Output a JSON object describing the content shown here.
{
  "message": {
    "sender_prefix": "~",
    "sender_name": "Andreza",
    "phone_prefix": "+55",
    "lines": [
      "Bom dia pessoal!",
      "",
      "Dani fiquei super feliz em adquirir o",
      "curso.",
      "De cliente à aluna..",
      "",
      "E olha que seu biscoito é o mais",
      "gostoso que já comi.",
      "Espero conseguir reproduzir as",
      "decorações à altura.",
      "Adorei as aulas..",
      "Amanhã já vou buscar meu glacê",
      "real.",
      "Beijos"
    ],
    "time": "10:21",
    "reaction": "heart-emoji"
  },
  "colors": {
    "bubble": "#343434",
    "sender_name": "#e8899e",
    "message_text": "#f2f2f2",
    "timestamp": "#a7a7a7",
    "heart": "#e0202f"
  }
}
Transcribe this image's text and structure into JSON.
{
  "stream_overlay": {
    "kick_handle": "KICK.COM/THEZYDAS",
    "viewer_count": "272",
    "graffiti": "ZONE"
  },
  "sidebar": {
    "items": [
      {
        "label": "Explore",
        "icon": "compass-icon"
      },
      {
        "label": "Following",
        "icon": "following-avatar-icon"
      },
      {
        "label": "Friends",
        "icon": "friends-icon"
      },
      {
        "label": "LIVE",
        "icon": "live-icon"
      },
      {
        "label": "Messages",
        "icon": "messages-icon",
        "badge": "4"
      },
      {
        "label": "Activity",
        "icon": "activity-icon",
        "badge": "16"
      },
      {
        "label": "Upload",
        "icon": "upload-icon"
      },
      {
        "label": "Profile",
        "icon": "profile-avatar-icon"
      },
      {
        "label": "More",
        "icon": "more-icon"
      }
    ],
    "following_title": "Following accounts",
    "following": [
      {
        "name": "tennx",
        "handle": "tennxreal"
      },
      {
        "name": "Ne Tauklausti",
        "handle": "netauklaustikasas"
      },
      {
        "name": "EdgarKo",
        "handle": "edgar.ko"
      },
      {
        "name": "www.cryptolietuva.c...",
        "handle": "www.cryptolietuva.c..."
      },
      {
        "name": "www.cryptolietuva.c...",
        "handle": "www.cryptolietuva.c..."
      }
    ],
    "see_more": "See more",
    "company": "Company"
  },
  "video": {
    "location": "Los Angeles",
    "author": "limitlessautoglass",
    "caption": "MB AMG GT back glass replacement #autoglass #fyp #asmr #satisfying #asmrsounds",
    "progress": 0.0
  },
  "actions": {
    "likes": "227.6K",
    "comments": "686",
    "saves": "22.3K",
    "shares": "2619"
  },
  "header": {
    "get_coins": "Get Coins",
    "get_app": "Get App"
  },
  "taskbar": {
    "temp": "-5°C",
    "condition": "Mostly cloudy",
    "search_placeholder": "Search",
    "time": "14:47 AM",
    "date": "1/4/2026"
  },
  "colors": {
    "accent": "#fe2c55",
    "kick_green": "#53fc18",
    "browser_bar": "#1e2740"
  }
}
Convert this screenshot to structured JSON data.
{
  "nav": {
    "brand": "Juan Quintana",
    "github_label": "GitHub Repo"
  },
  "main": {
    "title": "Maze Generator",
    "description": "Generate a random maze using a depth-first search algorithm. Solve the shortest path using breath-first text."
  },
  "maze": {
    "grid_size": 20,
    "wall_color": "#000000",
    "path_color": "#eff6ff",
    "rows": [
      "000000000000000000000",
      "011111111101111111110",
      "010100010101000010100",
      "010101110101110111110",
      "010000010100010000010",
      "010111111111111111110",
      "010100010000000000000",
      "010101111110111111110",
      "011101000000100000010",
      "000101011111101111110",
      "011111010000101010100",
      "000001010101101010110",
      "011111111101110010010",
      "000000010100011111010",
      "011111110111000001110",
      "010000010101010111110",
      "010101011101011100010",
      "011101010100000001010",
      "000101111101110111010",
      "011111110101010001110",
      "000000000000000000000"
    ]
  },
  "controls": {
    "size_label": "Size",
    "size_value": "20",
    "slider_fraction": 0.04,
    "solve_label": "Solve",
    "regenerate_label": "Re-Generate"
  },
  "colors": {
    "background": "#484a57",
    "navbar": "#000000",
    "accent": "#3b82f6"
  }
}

▸ **Work to complete**
Locate and copy each line in the data above that includes the word "icon".

▸ **Result of the exercise**
        "icon": "compass-icon"
        "icon": "following-avatar-icon"
        "icon": "friends-icon"
        "icon": "live-icon"
        "icon": "messages-icon",
        "icon": "activity-icon",
        "icon": "upload-icon"
        "icon": "profile-avatar-icon"
        "icon": "more-icon"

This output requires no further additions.